## BEGIN Supplied data
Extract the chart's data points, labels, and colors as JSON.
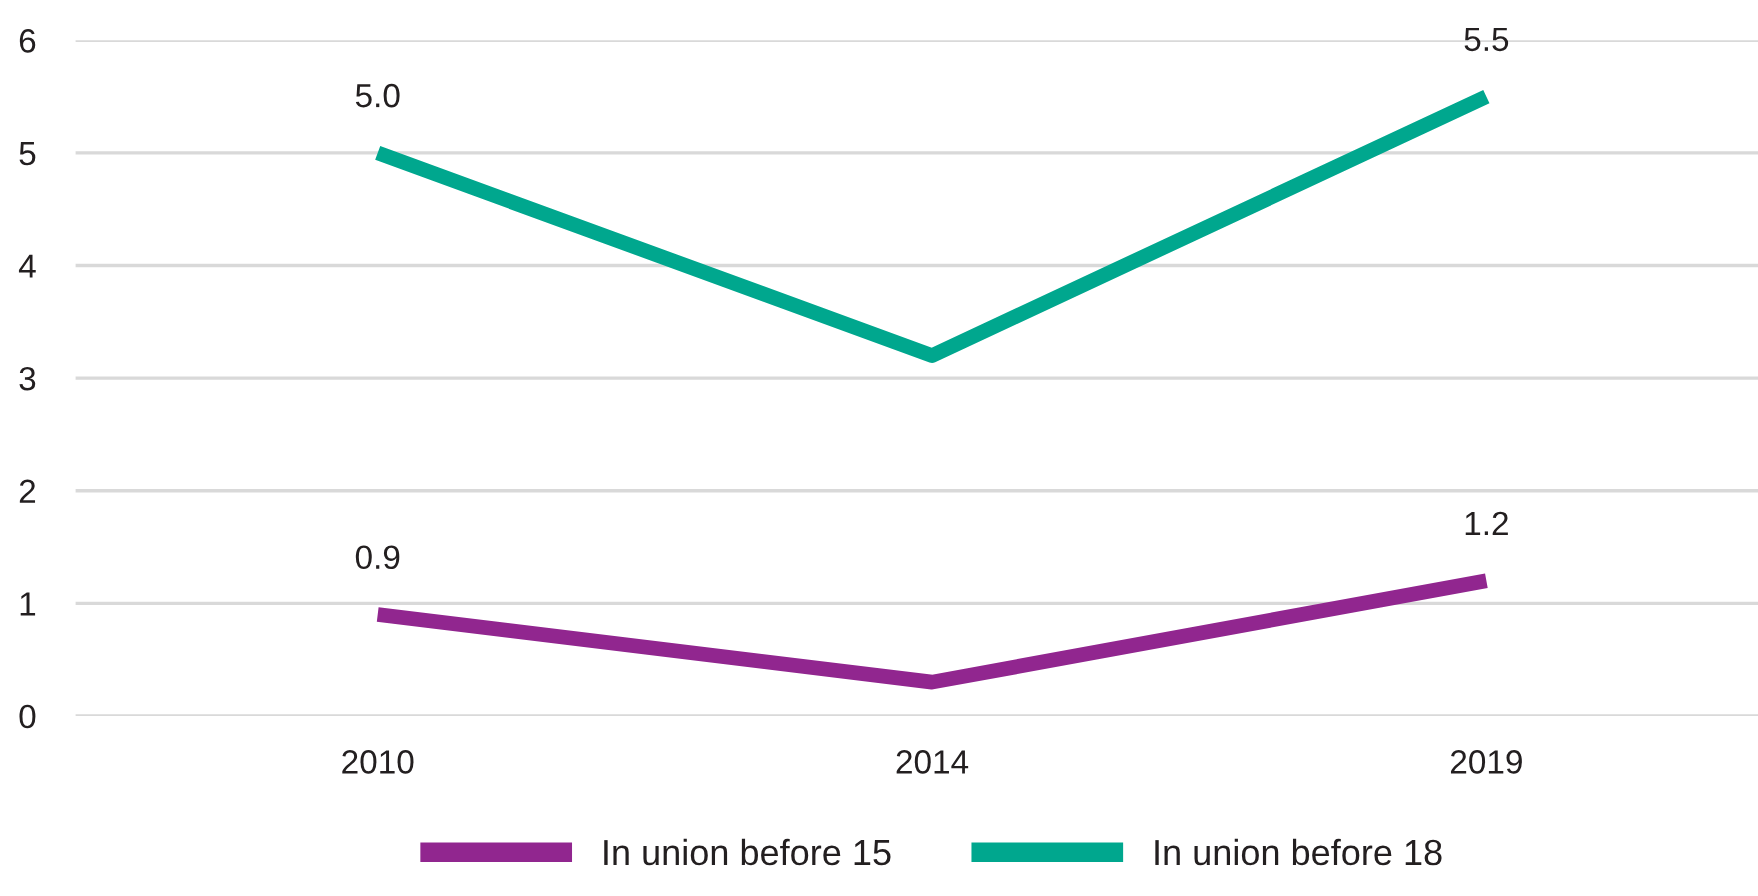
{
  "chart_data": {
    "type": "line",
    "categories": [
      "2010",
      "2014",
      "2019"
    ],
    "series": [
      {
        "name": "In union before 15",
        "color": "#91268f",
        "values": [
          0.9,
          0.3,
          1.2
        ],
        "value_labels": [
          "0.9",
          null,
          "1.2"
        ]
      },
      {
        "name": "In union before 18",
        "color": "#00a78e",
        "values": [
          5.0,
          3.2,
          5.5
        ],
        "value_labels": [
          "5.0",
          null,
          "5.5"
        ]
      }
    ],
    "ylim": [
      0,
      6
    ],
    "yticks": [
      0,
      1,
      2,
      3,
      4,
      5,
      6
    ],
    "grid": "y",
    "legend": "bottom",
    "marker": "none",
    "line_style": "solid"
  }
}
## END Supplied data
## BEGIN Supplied data
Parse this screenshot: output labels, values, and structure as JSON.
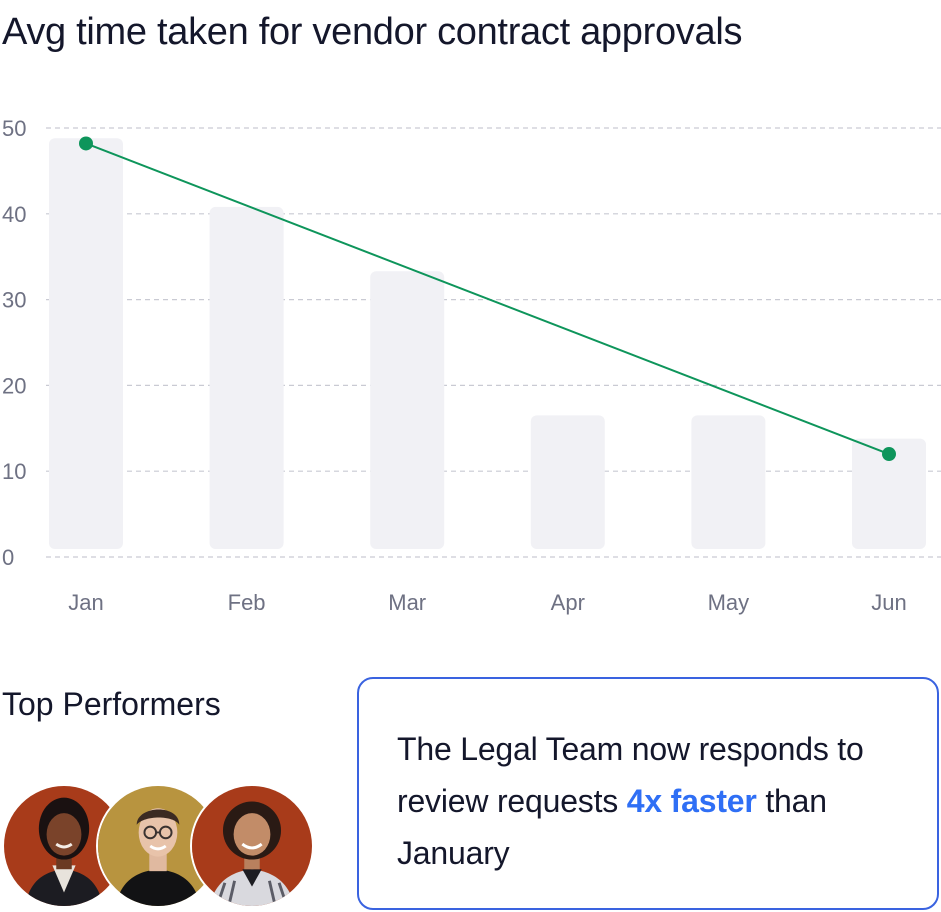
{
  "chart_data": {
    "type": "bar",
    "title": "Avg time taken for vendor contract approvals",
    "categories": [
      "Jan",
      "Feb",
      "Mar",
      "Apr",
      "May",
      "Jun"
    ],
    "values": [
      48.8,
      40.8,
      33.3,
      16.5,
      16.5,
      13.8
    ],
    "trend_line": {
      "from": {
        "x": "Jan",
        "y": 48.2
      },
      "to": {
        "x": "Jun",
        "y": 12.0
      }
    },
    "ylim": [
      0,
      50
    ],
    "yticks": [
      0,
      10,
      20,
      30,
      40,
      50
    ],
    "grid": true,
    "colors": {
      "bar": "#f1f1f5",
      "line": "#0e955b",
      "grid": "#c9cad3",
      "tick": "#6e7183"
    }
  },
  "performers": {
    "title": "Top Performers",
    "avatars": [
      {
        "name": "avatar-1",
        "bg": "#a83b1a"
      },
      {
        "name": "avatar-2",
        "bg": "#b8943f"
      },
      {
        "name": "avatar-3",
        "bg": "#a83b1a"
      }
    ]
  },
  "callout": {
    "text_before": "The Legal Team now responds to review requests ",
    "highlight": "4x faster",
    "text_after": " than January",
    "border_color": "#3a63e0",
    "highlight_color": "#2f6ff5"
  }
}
## END Supplied data
— Task prompt —
Which lines hold the word "JSON"? Copy each of them from the records.

— Result of the exercise —
Extract the chart's data points, labels, and colors as JSON.
Parse this screenshot: output labels, values, and structure as JSON.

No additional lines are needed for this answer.